DATA SUPPLIED.
● ● ●
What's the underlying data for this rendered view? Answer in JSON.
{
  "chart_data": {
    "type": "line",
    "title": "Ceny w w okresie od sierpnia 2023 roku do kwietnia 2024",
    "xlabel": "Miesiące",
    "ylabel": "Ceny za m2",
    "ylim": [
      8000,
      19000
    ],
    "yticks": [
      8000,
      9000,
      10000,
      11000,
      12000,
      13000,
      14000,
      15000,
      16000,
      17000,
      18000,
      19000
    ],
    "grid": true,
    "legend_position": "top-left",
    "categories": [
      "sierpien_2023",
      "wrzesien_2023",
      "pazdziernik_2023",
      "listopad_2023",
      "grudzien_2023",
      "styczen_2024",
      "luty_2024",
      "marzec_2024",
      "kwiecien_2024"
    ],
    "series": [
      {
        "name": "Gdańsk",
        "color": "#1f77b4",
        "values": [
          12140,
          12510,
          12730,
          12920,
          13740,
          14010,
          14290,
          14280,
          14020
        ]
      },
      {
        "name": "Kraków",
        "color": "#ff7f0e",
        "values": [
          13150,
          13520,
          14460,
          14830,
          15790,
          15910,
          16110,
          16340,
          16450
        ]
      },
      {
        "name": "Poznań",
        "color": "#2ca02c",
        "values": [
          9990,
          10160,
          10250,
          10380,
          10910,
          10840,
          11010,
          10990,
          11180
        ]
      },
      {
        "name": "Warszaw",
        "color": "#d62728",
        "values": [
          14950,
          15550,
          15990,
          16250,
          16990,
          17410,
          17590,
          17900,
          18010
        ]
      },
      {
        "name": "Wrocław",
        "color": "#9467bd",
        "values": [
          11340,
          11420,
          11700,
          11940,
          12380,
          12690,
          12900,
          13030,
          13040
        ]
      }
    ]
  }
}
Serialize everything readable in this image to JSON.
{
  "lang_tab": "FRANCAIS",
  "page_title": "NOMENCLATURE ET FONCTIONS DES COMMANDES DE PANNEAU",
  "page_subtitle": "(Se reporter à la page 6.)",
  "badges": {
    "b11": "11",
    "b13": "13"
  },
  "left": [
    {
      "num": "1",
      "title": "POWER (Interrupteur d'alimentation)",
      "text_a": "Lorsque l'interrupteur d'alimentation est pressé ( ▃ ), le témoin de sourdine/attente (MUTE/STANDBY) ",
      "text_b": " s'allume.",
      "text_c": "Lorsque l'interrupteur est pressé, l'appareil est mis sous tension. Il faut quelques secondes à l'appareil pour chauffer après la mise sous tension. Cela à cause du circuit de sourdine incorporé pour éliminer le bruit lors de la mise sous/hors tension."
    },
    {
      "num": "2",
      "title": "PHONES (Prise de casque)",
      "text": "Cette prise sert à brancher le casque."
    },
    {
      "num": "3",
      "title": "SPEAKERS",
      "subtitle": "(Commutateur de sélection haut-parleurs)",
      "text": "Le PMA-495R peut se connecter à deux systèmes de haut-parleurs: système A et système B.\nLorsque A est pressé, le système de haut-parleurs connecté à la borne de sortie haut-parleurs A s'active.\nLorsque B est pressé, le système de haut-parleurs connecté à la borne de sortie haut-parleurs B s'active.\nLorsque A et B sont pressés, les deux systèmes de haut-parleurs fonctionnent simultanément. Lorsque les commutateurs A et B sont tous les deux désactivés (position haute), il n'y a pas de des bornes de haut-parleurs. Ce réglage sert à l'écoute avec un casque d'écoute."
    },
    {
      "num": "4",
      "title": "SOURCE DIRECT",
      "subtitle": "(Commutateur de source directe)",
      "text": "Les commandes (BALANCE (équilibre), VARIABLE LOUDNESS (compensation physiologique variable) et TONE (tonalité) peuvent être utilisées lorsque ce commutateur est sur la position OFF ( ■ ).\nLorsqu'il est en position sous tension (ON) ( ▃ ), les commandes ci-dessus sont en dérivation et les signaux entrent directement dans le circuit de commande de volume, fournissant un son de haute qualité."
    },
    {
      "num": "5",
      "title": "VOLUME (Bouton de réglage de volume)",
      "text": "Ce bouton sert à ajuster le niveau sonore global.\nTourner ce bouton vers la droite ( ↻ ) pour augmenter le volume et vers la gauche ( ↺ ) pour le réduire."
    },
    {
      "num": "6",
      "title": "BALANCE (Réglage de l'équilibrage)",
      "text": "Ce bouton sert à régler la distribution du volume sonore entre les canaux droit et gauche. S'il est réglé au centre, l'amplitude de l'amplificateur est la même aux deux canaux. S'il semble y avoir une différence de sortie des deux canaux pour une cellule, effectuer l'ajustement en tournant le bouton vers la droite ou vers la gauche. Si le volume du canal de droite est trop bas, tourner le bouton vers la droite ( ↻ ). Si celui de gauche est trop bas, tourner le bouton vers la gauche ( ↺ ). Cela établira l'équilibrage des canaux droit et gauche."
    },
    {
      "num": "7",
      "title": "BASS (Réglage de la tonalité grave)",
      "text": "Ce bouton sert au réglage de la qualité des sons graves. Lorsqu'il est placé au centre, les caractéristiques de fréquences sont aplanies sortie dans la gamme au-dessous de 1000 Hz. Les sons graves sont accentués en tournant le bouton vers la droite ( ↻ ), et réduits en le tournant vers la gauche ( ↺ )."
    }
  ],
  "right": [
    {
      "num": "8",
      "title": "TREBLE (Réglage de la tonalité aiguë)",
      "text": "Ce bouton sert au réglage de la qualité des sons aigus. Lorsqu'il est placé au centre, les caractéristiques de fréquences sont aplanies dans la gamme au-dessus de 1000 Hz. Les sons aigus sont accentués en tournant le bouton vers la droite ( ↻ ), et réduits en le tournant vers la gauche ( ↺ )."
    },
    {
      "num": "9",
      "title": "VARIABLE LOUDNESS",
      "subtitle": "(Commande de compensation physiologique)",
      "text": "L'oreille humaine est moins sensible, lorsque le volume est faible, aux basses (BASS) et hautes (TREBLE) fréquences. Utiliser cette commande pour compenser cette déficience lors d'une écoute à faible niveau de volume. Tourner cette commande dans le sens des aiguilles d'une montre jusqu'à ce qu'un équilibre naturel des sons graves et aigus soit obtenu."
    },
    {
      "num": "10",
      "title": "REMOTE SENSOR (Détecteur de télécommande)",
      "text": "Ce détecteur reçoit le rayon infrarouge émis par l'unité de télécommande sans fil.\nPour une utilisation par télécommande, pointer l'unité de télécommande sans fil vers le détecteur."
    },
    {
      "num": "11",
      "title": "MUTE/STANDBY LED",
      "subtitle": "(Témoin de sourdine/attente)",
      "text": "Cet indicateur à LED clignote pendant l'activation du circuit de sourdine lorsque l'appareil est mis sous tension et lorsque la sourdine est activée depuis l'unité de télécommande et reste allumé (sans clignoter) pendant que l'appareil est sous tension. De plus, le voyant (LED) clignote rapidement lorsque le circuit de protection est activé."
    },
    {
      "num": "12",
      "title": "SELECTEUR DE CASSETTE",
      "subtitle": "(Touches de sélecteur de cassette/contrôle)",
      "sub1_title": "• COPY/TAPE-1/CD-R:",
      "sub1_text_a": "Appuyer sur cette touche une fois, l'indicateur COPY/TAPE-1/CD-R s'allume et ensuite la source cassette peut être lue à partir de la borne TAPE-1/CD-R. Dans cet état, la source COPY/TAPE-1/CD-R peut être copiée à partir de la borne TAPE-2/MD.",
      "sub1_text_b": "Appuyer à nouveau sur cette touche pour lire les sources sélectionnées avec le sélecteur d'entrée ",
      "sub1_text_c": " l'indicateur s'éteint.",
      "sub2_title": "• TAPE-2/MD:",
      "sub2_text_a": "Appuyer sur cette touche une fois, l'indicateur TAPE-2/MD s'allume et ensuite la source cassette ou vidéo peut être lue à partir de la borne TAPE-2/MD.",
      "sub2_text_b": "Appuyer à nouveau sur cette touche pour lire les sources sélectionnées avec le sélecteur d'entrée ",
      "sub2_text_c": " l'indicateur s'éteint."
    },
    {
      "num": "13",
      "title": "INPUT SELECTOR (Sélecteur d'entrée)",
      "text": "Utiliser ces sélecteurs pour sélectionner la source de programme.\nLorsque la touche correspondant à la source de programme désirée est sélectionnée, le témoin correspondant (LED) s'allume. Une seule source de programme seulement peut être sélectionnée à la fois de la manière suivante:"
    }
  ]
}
● ● ●
INSTRUCTION. Reply with nothing but the number of lines in the data above that contain "éteint".

WRITTEN REPLY. 2